● **JOB**: Show all lines that include the string "outer"; copy each one.
+++ MATERIAL FOR THIS TASK
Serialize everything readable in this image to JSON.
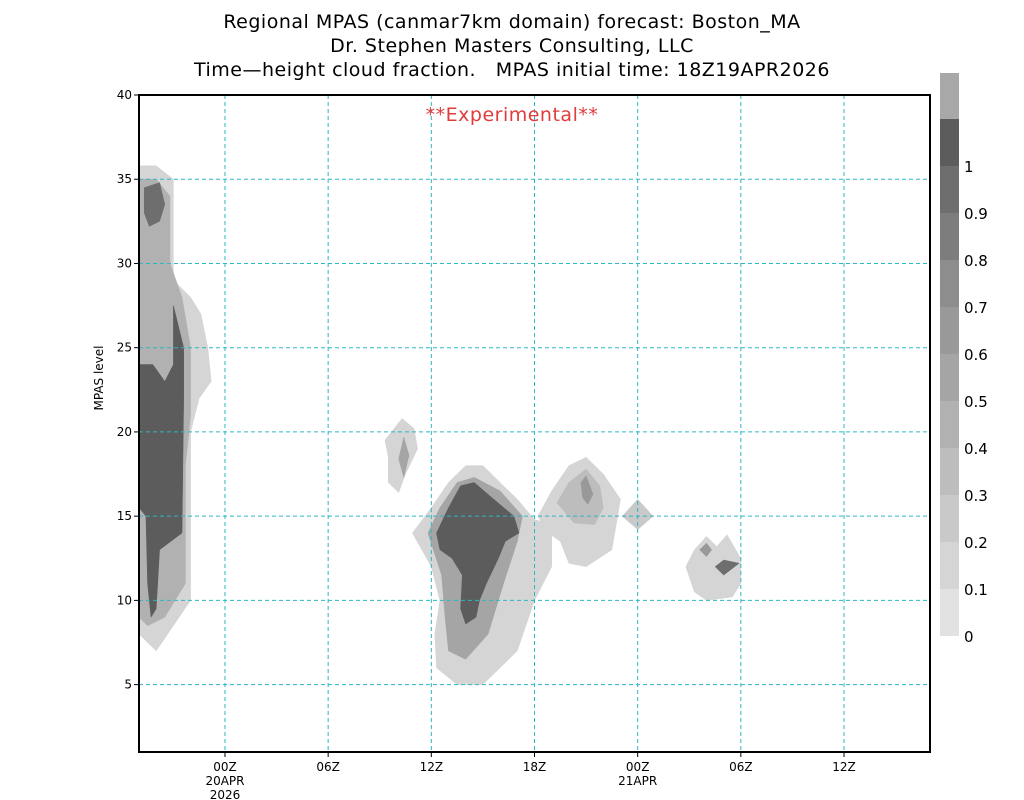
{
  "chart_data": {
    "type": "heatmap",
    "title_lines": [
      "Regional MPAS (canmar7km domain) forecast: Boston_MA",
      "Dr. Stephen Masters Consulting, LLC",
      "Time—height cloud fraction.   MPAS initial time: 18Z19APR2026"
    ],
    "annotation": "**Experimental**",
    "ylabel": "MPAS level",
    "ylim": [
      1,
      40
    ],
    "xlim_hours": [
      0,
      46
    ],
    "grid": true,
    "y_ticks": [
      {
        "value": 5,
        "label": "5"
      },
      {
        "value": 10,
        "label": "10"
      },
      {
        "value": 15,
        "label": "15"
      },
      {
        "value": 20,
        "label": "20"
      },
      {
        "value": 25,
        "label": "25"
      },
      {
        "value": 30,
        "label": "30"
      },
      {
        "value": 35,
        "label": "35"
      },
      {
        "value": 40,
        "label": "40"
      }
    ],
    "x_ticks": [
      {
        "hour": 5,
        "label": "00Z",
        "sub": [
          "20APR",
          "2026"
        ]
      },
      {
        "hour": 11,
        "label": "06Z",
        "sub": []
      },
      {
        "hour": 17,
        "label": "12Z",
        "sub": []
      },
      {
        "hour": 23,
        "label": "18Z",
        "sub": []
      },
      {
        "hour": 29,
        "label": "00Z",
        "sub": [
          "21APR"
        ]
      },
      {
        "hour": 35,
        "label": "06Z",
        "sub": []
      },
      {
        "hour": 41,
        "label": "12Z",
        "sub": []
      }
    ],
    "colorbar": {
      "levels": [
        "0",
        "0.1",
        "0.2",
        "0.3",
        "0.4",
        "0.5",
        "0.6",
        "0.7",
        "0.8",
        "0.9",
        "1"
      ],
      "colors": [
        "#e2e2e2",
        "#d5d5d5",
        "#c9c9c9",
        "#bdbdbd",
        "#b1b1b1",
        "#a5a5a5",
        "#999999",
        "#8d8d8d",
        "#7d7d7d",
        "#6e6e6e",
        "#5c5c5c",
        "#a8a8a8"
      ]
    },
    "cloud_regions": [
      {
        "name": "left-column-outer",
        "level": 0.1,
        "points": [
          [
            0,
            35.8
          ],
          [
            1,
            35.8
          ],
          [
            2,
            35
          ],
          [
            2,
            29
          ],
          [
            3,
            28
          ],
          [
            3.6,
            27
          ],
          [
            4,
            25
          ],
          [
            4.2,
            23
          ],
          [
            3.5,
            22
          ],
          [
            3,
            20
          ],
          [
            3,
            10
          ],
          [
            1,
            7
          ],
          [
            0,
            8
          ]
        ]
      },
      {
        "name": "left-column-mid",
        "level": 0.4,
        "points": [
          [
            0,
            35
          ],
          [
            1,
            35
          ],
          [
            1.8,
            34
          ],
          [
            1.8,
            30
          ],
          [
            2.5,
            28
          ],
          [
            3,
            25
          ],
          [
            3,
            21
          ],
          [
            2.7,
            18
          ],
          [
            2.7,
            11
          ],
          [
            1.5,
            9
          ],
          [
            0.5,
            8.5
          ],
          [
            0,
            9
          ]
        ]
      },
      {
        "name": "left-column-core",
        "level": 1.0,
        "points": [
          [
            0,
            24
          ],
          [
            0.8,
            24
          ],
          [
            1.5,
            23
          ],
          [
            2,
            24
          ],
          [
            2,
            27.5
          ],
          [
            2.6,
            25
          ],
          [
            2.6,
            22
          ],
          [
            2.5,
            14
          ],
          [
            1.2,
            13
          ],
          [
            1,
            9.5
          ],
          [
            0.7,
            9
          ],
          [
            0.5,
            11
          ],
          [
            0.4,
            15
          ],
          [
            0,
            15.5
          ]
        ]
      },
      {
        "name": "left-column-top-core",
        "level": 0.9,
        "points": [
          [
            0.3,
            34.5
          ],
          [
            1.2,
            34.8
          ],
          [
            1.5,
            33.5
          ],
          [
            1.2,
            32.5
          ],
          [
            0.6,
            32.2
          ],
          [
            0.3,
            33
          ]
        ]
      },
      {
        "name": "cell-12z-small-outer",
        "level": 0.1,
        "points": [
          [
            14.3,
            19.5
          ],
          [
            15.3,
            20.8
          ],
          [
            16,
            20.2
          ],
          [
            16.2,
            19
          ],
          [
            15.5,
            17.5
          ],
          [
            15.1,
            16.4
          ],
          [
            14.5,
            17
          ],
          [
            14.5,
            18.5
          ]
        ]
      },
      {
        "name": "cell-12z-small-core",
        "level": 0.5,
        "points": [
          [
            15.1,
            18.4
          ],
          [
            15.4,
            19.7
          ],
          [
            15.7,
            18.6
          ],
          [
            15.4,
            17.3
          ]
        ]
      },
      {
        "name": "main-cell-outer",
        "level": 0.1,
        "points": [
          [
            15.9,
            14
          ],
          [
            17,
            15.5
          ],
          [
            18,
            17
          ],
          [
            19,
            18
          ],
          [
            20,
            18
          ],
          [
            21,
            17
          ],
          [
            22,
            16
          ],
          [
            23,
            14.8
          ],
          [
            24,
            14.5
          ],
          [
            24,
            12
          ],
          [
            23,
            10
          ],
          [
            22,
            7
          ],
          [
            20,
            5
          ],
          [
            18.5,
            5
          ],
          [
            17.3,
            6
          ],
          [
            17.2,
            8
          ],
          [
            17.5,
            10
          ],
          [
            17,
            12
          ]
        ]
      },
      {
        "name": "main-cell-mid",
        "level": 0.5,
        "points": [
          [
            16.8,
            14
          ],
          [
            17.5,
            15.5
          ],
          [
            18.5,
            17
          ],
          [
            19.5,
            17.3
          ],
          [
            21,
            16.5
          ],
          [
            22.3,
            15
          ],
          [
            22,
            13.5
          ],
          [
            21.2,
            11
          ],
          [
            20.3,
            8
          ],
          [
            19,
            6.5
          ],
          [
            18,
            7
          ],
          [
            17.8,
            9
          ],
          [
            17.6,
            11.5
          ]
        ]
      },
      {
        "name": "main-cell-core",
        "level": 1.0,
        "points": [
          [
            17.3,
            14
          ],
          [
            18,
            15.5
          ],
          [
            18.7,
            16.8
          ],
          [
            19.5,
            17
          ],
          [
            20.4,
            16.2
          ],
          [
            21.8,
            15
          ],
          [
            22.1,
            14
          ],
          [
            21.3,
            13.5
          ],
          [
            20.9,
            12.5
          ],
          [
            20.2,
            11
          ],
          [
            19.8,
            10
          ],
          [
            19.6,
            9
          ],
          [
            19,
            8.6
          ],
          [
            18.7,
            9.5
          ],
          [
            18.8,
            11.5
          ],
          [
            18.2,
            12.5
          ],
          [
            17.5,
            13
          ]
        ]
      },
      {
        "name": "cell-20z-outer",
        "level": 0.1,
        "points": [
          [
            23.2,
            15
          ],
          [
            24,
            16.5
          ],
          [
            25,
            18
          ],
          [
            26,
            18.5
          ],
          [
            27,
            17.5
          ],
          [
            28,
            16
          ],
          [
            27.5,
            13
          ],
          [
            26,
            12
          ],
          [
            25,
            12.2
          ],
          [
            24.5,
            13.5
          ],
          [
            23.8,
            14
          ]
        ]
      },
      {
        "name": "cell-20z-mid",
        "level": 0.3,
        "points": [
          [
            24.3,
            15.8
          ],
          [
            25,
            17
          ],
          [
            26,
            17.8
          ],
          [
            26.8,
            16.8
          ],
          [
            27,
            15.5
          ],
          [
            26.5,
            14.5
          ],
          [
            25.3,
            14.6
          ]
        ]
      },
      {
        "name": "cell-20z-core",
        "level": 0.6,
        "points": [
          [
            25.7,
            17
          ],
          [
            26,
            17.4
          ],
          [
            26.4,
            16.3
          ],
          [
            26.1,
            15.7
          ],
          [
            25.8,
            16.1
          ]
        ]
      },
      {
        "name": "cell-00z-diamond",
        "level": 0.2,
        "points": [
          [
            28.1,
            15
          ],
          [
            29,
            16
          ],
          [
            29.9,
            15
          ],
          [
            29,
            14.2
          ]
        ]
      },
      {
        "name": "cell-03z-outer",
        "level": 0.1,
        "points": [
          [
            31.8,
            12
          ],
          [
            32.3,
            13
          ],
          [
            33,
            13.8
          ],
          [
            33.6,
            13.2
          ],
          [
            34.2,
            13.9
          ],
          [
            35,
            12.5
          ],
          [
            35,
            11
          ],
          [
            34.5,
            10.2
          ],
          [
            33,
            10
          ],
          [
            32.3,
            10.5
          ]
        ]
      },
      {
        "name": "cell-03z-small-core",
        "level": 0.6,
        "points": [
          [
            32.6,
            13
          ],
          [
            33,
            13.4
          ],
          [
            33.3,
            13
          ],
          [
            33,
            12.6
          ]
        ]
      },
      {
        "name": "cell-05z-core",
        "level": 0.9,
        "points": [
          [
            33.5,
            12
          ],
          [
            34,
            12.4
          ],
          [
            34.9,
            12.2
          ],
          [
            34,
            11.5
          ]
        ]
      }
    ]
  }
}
++++++
● **TASK OUTPUT**:
        "name": "left-column-outer",
        "name": "cell-12z-small-outer",
        "name": "main-cell-outer",
        "name": "cell-20z-outer",
        "name": "cell-03z-outer",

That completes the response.